== Information shown

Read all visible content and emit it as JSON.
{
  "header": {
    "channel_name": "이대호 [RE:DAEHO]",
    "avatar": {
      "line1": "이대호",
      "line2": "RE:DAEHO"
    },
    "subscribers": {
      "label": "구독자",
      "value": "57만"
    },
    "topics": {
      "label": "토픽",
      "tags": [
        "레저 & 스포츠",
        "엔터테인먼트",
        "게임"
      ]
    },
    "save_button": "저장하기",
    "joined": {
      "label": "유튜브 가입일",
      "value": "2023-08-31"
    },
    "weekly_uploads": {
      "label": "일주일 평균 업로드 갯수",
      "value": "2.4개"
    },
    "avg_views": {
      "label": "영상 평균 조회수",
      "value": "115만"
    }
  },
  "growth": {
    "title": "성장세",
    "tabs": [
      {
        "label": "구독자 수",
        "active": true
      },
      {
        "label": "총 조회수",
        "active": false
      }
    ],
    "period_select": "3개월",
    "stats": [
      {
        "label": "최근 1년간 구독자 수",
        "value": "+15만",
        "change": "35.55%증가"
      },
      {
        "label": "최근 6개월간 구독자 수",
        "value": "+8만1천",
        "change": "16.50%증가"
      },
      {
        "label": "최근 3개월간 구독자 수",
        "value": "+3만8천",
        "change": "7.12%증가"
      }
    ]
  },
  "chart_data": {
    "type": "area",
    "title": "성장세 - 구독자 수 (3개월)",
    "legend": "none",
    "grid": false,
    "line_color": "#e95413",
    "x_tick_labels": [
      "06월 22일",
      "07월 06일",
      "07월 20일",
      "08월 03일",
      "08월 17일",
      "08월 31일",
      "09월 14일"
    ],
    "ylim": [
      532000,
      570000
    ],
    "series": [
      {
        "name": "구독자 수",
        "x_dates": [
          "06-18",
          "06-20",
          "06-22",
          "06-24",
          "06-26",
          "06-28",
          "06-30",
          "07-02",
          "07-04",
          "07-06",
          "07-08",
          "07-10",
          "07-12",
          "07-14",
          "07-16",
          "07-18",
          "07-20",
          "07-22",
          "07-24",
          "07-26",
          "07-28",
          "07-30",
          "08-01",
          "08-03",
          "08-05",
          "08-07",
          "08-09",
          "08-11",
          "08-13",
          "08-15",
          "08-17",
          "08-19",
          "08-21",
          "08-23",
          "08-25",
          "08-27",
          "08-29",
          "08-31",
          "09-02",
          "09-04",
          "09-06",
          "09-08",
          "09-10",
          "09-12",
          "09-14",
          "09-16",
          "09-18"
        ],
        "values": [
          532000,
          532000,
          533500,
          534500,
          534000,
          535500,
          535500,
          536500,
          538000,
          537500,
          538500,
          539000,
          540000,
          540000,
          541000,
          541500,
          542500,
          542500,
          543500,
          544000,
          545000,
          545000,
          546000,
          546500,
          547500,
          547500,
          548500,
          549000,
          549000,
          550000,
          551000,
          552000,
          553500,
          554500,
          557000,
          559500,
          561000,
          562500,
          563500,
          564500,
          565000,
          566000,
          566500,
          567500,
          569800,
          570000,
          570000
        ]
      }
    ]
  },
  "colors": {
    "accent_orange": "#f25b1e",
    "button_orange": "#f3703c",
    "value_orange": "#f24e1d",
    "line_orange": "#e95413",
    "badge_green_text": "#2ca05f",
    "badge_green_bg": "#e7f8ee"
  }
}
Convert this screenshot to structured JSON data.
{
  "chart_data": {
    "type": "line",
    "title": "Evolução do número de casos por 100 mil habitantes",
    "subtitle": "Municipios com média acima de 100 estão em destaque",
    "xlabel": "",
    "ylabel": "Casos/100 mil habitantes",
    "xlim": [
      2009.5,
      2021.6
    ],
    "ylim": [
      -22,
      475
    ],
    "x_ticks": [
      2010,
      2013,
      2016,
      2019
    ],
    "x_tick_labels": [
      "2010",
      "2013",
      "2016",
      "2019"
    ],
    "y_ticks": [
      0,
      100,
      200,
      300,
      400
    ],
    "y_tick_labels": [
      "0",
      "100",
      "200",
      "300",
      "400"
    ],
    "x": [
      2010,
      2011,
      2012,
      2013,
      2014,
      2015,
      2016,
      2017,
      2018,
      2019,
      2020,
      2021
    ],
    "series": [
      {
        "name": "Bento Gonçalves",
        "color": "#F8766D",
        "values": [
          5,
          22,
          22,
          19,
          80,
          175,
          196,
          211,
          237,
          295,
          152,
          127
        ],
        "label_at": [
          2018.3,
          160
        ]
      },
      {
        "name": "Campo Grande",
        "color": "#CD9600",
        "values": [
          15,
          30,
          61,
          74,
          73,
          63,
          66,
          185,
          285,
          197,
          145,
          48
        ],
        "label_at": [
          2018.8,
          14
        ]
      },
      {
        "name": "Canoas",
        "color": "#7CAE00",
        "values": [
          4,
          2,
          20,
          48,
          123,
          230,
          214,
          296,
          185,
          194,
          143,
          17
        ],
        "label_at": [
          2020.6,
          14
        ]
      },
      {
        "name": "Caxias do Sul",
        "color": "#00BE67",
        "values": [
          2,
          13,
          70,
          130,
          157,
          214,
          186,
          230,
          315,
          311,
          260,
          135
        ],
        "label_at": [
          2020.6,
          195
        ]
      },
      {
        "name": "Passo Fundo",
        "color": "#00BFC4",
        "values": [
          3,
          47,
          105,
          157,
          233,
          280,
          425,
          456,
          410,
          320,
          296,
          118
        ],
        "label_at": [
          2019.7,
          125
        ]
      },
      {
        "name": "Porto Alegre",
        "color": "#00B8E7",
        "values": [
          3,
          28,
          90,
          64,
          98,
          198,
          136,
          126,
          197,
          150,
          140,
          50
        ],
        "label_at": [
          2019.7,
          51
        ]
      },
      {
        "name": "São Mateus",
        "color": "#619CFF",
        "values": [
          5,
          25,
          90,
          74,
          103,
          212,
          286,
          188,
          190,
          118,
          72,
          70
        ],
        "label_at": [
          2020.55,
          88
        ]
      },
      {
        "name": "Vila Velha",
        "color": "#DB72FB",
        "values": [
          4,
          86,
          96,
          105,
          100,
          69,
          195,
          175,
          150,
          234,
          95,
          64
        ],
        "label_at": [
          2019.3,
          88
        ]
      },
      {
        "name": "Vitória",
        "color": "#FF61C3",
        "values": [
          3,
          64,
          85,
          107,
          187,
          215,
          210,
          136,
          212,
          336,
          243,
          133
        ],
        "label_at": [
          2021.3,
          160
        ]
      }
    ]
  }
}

====

### Direction
Copy out the lines that hold "habitantes".

### Solved exercise
    "title": "Evolução do número de casos por 100 mil habitantes",
    "ylabel": "Casos/100 mil habitantes",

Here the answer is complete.